[Data records]

^^^^^^^^

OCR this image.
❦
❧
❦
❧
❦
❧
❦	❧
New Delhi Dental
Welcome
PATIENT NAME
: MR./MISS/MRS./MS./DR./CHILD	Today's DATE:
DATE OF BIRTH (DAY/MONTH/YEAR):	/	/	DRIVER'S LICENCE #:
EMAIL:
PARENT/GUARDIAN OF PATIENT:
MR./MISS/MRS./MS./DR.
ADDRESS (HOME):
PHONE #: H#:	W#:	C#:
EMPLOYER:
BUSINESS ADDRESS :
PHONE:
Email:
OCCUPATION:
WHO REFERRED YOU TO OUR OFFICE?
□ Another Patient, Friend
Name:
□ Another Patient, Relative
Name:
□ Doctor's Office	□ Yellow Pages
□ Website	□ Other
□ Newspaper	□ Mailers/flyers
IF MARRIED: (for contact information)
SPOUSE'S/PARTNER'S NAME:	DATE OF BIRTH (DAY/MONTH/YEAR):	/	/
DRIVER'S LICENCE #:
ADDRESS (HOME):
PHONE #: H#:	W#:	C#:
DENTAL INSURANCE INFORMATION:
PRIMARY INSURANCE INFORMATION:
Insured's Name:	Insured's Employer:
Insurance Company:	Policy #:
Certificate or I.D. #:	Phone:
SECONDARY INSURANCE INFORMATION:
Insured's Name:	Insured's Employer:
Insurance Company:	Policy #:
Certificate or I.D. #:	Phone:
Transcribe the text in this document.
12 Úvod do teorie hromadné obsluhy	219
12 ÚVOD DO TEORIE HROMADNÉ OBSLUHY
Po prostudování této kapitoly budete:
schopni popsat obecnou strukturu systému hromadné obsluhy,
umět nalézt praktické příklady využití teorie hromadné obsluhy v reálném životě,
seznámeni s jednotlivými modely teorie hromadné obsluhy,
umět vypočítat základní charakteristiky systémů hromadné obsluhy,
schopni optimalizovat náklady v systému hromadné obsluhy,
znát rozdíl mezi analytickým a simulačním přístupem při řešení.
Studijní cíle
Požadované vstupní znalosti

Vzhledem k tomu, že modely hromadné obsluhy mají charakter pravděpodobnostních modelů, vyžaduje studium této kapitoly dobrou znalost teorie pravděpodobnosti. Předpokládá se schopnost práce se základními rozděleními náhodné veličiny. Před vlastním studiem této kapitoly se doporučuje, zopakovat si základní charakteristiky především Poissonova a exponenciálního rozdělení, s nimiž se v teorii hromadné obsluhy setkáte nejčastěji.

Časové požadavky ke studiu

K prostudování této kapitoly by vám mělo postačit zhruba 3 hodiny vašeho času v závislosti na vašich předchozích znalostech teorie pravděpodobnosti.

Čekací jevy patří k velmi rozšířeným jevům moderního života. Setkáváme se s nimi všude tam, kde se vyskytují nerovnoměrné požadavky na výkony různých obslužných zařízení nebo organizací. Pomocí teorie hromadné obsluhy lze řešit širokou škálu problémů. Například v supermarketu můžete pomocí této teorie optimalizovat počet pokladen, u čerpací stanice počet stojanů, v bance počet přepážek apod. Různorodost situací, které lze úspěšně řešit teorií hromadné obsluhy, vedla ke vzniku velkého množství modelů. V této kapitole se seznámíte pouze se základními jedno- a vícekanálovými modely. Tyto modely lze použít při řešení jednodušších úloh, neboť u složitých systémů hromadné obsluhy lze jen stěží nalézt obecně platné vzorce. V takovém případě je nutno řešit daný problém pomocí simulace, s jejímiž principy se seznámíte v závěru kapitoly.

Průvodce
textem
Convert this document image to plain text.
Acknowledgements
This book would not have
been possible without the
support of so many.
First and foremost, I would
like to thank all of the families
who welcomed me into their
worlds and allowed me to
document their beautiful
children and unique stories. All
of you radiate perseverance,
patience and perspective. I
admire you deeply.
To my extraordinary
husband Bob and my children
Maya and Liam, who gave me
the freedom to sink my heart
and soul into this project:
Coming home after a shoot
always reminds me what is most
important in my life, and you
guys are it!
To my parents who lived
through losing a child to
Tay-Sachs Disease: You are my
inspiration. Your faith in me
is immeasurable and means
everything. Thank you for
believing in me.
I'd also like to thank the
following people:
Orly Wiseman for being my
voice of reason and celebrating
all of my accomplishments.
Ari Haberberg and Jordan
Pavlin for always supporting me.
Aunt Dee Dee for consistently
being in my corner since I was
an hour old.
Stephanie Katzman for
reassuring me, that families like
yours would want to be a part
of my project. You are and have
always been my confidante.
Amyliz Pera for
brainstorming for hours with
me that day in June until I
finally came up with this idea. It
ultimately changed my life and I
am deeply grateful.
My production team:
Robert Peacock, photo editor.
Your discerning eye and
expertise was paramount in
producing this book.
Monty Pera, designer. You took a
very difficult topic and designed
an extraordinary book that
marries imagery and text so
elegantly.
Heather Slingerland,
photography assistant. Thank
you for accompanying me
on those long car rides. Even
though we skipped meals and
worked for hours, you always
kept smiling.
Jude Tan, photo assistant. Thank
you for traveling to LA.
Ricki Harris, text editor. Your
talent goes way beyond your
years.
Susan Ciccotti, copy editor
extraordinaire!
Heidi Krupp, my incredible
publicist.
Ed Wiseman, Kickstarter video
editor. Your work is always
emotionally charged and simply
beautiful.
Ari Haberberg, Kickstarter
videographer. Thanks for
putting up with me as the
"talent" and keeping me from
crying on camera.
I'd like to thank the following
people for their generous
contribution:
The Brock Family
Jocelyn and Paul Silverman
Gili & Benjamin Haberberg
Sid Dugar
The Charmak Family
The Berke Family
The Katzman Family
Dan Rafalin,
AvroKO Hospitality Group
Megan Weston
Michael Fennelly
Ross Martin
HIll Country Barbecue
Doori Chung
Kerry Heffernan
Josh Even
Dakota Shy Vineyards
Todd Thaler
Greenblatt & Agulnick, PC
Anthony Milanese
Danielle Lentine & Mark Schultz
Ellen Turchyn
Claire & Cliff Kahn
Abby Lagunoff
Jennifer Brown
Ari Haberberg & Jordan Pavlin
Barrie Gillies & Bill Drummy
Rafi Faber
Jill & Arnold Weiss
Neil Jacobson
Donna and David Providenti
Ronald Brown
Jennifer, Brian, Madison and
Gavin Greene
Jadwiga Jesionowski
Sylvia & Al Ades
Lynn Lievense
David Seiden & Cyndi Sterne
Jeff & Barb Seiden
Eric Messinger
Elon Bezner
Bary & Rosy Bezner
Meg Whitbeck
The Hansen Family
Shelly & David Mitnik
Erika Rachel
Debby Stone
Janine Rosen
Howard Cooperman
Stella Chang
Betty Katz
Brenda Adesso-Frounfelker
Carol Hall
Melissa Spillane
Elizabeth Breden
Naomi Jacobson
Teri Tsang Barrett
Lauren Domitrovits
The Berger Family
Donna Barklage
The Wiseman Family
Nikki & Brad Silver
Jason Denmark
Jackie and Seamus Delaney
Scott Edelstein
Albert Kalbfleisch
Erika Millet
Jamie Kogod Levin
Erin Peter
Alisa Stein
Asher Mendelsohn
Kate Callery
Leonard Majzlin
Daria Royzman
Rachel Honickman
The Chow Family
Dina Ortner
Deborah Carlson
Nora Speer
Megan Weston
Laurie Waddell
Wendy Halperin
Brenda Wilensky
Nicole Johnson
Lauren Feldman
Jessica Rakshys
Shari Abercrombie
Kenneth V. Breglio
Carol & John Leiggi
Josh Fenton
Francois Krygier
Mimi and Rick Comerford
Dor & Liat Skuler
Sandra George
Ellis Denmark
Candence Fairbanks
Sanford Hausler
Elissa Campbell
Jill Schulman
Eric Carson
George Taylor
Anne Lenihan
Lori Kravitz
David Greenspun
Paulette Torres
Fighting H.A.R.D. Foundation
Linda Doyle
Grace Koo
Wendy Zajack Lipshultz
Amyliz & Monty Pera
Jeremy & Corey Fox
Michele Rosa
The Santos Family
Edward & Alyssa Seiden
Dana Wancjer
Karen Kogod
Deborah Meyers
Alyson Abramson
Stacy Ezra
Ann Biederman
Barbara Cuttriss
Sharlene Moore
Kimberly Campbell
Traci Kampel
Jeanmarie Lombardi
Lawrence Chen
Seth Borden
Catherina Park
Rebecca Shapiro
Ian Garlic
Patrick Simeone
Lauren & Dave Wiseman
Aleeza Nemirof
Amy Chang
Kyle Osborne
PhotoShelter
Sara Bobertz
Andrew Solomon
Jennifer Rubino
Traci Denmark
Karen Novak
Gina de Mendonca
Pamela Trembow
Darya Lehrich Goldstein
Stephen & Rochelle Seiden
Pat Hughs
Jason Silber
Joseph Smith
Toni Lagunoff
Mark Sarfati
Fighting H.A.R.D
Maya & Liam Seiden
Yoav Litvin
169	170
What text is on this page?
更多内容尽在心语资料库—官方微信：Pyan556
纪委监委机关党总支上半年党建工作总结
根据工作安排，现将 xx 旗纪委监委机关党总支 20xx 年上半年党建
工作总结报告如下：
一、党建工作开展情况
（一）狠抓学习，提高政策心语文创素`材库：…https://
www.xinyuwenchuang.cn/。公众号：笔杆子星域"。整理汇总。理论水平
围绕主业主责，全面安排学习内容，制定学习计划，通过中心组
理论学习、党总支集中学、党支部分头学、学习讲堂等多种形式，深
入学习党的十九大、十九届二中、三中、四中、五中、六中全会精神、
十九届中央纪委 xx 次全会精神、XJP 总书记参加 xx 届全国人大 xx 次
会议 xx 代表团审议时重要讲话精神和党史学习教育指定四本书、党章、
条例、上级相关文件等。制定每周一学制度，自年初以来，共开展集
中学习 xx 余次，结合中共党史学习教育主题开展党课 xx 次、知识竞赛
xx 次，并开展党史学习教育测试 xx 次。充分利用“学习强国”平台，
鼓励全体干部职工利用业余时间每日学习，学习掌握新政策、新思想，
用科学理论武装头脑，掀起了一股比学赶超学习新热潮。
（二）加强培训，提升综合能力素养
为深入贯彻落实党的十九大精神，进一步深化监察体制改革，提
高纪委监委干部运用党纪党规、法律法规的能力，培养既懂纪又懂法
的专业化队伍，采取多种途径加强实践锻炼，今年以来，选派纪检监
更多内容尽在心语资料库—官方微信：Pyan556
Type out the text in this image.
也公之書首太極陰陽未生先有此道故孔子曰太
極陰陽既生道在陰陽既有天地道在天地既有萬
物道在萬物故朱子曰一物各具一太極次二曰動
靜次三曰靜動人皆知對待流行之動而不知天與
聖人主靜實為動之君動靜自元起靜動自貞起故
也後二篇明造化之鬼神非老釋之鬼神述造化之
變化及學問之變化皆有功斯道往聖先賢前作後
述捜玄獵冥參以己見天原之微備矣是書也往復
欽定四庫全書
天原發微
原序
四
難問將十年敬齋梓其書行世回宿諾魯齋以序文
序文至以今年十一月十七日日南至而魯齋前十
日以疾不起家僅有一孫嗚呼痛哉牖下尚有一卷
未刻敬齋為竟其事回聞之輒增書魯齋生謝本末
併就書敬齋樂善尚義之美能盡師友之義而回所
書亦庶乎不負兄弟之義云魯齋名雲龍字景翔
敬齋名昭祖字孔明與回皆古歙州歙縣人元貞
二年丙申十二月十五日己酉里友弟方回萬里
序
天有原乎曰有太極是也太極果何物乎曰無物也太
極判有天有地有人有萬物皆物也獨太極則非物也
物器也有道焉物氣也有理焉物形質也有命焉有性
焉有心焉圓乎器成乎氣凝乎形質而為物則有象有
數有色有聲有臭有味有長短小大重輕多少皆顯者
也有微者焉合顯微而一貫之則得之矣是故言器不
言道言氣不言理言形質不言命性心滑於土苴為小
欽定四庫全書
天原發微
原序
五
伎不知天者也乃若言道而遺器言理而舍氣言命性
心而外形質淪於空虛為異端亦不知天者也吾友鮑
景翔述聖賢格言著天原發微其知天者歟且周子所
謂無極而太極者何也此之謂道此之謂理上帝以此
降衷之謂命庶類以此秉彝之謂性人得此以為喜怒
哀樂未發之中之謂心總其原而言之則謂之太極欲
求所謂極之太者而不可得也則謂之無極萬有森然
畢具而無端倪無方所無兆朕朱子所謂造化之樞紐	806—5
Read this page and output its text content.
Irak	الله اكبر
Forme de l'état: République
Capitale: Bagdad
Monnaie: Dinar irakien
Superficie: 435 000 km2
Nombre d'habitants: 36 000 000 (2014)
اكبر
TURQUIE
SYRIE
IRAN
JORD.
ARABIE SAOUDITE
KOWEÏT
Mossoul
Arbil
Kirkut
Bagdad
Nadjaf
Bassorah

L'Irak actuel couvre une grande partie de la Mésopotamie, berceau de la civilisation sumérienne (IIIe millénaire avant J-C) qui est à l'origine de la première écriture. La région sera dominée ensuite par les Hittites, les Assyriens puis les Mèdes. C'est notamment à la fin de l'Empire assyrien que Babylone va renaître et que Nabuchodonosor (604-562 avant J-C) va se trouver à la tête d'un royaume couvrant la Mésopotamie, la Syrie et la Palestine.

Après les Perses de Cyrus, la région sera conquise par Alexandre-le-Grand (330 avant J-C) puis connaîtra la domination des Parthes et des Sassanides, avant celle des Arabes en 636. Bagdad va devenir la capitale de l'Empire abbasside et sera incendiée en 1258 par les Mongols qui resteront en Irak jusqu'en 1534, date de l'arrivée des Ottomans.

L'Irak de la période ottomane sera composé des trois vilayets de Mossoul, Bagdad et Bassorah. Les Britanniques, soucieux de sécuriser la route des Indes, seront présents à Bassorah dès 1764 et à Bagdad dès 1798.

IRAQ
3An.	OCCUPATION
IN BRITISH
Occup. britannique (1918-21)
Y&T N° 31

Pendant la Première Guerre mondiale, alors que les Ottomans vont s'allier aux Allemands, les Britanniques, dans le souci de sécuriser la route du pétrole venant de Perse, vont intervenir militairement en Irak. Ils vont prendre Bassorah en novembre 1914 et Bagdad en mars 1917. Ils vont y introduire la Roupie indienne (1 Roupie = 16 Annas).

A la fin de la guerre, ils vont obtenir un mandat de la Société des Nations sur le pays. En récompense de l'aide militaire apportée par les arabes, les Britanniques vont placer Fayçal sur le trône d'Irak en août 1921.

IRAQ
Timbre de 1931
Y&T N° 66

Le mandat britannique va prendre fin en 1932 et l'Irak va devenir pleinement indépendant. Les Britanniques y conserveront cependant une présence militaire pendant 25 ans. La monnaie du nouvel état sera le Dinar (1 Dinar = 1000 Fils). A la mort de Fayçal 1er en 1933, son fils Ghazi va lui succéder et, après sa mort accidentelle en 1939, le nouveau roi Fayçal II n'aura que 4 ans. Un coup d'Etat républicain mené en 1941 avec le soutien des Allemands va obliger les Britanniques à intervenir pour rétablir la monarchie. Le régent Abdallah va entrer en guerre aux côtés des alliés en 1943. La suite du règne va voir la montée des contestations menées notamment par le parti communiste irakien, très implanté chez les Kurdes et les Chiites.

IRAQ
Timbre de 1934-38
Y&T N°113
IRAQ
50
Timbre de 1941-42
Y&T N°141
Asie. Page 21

^^^^^^^^

### WHAT YOU HAVE TO DO
Track down the lines that include the word "Monty" and copy them.

### TASK SOLUTION
Monty Pera, designer. You took a
Amyliz & Monty Pera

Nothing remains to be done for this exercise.